Collection entries:
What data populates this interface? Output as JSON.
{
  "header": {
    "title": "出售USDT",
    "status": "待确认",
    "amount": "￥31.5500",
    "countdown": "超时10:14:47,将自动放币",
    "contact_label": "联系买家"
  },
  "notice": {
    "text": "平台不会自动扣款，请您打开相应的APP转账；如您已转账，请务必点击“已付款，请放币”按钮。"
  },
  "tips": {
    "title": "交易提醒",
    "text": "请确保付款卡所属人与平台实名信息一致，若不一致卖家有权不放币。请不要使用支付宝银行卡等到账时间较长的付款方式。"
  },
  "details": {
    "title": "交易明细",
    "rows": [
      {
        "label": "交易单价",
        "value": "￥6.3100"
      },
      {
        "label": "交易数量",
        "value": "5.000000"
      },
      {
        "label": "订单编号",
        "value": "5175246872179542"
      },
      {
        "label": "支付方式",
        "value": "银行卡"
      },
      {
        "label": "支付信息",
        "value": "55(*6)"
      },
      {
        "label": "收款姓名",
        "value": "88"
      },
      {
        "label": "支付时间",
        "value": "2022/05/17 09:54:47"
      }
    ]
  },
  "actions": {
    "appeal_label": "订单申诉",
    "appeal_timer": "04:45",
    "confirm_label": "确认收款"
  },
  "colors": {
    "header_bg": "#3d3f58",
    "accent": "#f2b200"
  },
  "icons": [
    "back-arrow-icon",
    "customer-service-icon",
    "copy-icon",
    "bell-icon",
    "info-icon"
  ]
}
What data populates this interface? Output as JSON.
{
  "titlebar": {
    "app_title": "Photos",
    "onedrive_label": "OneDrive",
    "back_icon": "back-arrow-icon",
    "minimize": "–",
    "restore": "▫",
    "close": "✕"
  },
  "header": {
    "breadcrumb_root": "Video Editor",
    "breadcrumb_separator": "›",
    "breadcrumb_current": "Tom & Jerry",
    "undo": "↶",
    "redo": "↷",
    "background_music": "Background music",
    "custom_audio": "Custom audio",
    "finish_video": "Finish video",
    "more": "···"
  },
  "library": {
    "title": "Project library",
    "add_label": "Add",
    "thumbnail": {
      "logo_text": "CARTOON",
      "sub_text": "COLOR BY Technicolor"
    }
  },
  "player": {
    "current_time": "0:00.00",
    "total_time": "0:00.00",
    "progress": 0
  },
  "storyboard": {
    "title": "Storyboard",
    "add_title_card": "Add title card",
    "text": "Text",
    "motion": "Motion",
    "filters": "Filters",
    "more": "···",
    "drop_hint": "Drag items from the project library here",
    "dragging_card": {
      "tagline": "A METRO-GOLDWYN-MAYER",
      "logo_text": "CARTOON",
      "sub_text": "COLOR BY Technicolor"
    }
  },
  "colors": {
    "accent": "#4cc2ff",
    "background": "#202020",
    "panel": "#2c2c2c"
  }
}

• TASK DIRECTIONS: Nothing should be left out: repeat all of the data exactly.

• FINISHED EXERCISE:
What data populates this interface? Output as JSON.
{
  "header": {
    "title": "出售USDT",
    "status": "待确认",
    "amount": "￥31.5500",
    "countdown": "超时10:14:47,将自动放币",
    "contact_label": "联系买家"
  },
  "notice": {
    "text": "平台不会自动扣款，请您打开相应的APP转账；如您已转账，请务必点击“已付款，请放币”按钮。"
  },
  "tips": {
    "title": "交易提醒",
    "text": "请确保付款卡所属人与平台实名信息一致，若不一致卖家有权不放币。请不要使用支付宝银行卡等到账时间较长的付款方式。"
  },
  "details": {
    "title": "交易明细",
    "rows": [
      {
        "label": "交易单价",
        "value": "￥6.3100"
      },
      {
        "label": "交易数量",
        "value": "5.000000"
      },
      {
        "label": "订单编号",
        "value": "5175246872179542"
      },
      {
        "label": "支付方式",
        "value": "银行卡"
      },
      {
        "label": "支付信息",
        "value": "55(*6)"
      },
      {
        "label": "收款姓名",
        "value": "88"
      },
      {
        "label": "支付时间",
        "value": "2022/05/17 09:54:47"
      }
    ]
  },
  "actions": {
    "appeal_label": "订单申诉",
    "appeal_timer": "04:45",
    "confirm_label": "确认收款"
  },
  "colors": {
    "header_bg": "#3d3f58",
    "accent": "#f2b200"
  },
  "icons": [
    "back-arrow-icon",
    "customer-service-icon",
    "copy-icon",
    "bell-icon",
    "info-icon"
  ]
}
What data populates this interface? Output as JSON.
{
  "titlebar": {
    "app_title": "Photos",
    "onedrive_label": "OneDrive",
    "back_icon": "back-arrow-icon",
    "minimize": "–",
    "restore": "▫",
    "close": "✕"
  },
  "header": {
    "breadcrumb_root": "Video Editor",
    "breadcrumb_separator": "›",
    "breadcrumb_current": "Tom & Jerry",
    "undo": "↶",
    "redo": "↷",
    "background_music": "Background music",
    "custom_audio": "Custom audio",
    "finish_video": "Finish video",
    "more": "···"
  },
  "library": {
    "title": "Project library",
    "add_label": "Add",
    "thumbnail": {
      "logo_text": "CARTOON",
      "sub_text": "COLOR BY Technicolor"
    }
  },
  "player": {
    "current_time": "0:00.00",
    "total_time": "0:00.00",
    "progress": 0
  },
  "storyboard": {
    "title": "Storyboard",
    "add_title_card": "Add title card",
    "text": "Text",
    "motion": "Motion",
    "filters": "Filters",
    "more": "···",
    "drop_hint": "Drag items from the project library here",
    "dragging_card": {
      "tagline": "A METRO-GOLDWYN-MAYER",
      "logo_text": "CARTOON",
      "sub_text": "COLOR BY Technicolor"
    }
  },
  "colors": {
    "accent": "#4cc2ff",
    "background": "#202020",
    "panel": "#2c2c2c"
  }
}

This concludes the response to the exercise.